INCERTITUDES
L’Unité de Recherche CONFLUENCE Sciences & Humanités de l’Université catholique de Lyon (UCLy) a organisé, le 2 février 2023, une journée d’étude sur le thème « Incertitude(s) ». Sur la base des réflexions et des échanges interdisciplinaires que cette journée a suscités parmi la communauté des chercheuses et chercheurs, la Revue CONFLUENCE Sciences & Humanités souhaite, dans le cadre de la publication des actes de cet événement, ouvrir plus largement au débat scientifique cette question de l’incertitude.
Mots-clefs : doute - vulnérabilité- prudence- quête - levier - futurs possibles.
Les articles sont à soumettre en ligne à revueconfluence@univ-catholyon.fr au plus tard pour le vendredi 30 juin 2023. Ils devront respecter la politique éditoriale, la charte éthique et les consignes aux auteurs de la revue.

| Consigne 1 |
D'après l'extrait, quelle est la date limite pour soumettre les articles ?
| Consigne 2 |
Extrayez de la liste toutes les lignes qui contiennent la chaîne « line », en tenant compte de la casse.

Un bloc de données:

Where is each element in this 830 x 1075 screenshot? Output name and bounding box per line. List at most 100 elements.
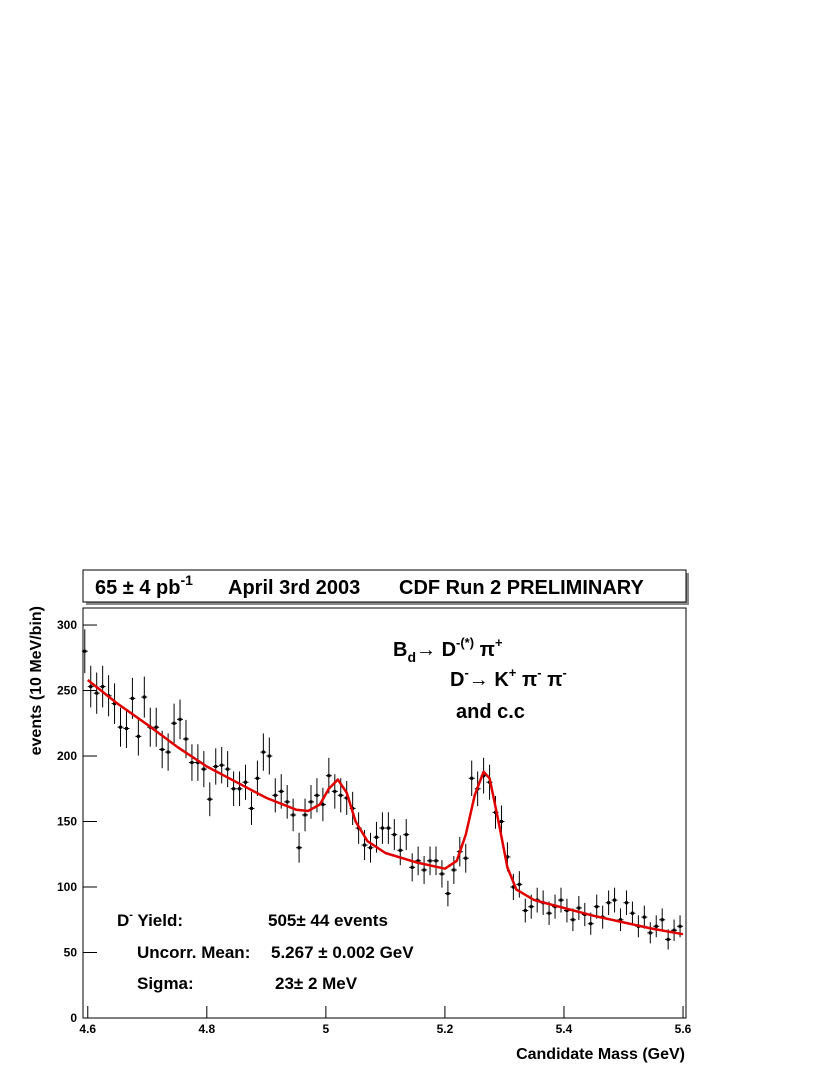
data-point — [647, 922, 654, 944]
marker — [517, 882, 521, 886]
title-part: CDF Run 2 PRELIMINARY — [399, 577, 644, 599]
data-point — [99, 665, 106, 708]
data-point — [563, 898, 570, 923]
decay-line: D-→ K+ π- π- — [450, 665, 567, 691]
data-point — [433, 846, 439, 876]
data-point — [117, 707, 124, 747]
y-tick-label: 150 — [57, 815, 77, 829]
data-point — [242, 764, 249, 800]
marker — [130, 696, 134, 700]
marker — [273, 793, 277, 797]
data-point — [546, 901, 553, 925]
data-point — [302, 798, 309, 832]
marker — [678, 924, 682, 928]
data-point — [462, 843, 469, 873]
marker — [119, 725, 123, 729]
marker — [196, 761, 200, 765]
x-tick-label: 5.4 — [556, 1022, 573, 1036]
data-point — [141, 676, 148, 718]
marker — [261, 750, 265, 754]
data-point — [438, 860, 445, 888]
marker — [255, 776, 259, 780]
marker — [369, 846, 373, 850]
y-tick-label: 100 — [57, 880, 77, 894]
title: 65 ± 4 pb-1 April 3rd 2003 CDF Run 2 PRE… — [95, 568, 644, 599]
marker — [607, 901, 611, 905]
marker — [249, 806, 253, 810]
y-tick-label: 200 — [57, 749, 77, 763]
marker — [660, 918, 664, 922]
marker — [208, 797, 212, 801]
x-axis-label: Candidate Mass (GeV) — [516, 1046, 685, 1063]
data-point — [296, 832, 303, 863]
t: π — [542, 669, 563, 691]
marker — [184, 737, 188, 741]
plot-frame — [82, 607, 687, 1019]
marker — [589, 922, 593, 926]
marker — [172, 721, 176, 725]
marker — [619, 918, 623, 922]
y-tick-label: 300 — [57, 618, 77, 632]
data-point — [522, 898, 529, 923]
y-tick-label: 50 — [64, 946, 78, 960]
data-point — [593, 894, 600, 919]
data-point — [379, 812, 386, 844]
yield-label: D- Yield: — [117, 909, 183, 930]
data-point — [403, 819, 410, 851]
marker — [648, 931, 652, 935]
marker — [642, 915, 646, 919]
marker — [464, 856, 468, 860]
mean-value: 5.267 ± 0.002 GeV — [271, 943, 414, 962]
data-point — [659, 908, 666, 932]
marker — [374, 835, 378, 839]
marker — [511, 885, 515, 889]
marker — [83, 649, 87, 653]
marker — [386, 826, 390, 830]
data-point — [266, 737, 273, 775]
x-tick-label: 5.2 — [437, 1022, 454, 1036]
marker — [422, 868, 426, 872]
plot-area — [81, 629, 684, 950]
marker — [124, 727, 128, 731]
marker — [101, 685, 105, 689]
marker — [333, 789, 337, 793]
marker — [202, 767, 206, 771]
marker — [232, 787, 236, 791]
data-point — [129, 677, 136, 719]
x-tick-label: 4.6 — [79, 1022, 96, 1036]
data-point — [468, 760, 475, 797]
data-point — [200, 751, 207, 788]
data-point — [444, 880, 451, 907]
marker — [327, 774, 331, 778]
t: D — [450, 669, 464, 691]
t: → D — [416, 639, 456, 661]
marker — [404, 833, 408, 837]
marker — [565, 909, 569, 913]
marker — [499, 820, 503, 824]
data-point — [218, 746, 225, 784]
marker — [279, 789, 283, 793]
marker — [345, 796, 349, 800]
sigma-label: Sigma: — [137, 974, 194, 993]
marker — [410, 865, 414, 869]
data-point — [427, 846, 434, 876]
marker — [154, 725, 158, 729]
data-point — [81, 629, 88, 674]
marker — [672, 928, 676, 932]
marker — [452, 868, 456, 872]
marker — [482, 774, 486, 778]
data-point — [206, 782, 213, 817]
marker — [267, 754, 271, 758]
data-point — [248, 791, 255, 825]
marker — [315, 793, 319, 797]
x-tick-label: 5 — [323, 1022, 330, 1036]
data-point — [421, 856, 428, 884]
title-part: 65 ± 4 pb — [95, 577, 180, 599]
marker — [303, 813, 307, 817]
marker — [214, 764, 218, 768]
marker — [434, 859, 438, 863]
marker — [178, 717, 182, 721]
data-point — [135, 717, 142, 756]
y-tick-label: 250 — [57, 684, 77, 698]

| Corrigé 1 |
Le vendredi 30 juin 2023.

| Corrigé 2 |
Where is each element in this 830 x 1075 screenshot? Output name and bounding box per line. List at most 100 elements.
decay-line: D-→ K+ π- π- — [450, 665, 567, 691]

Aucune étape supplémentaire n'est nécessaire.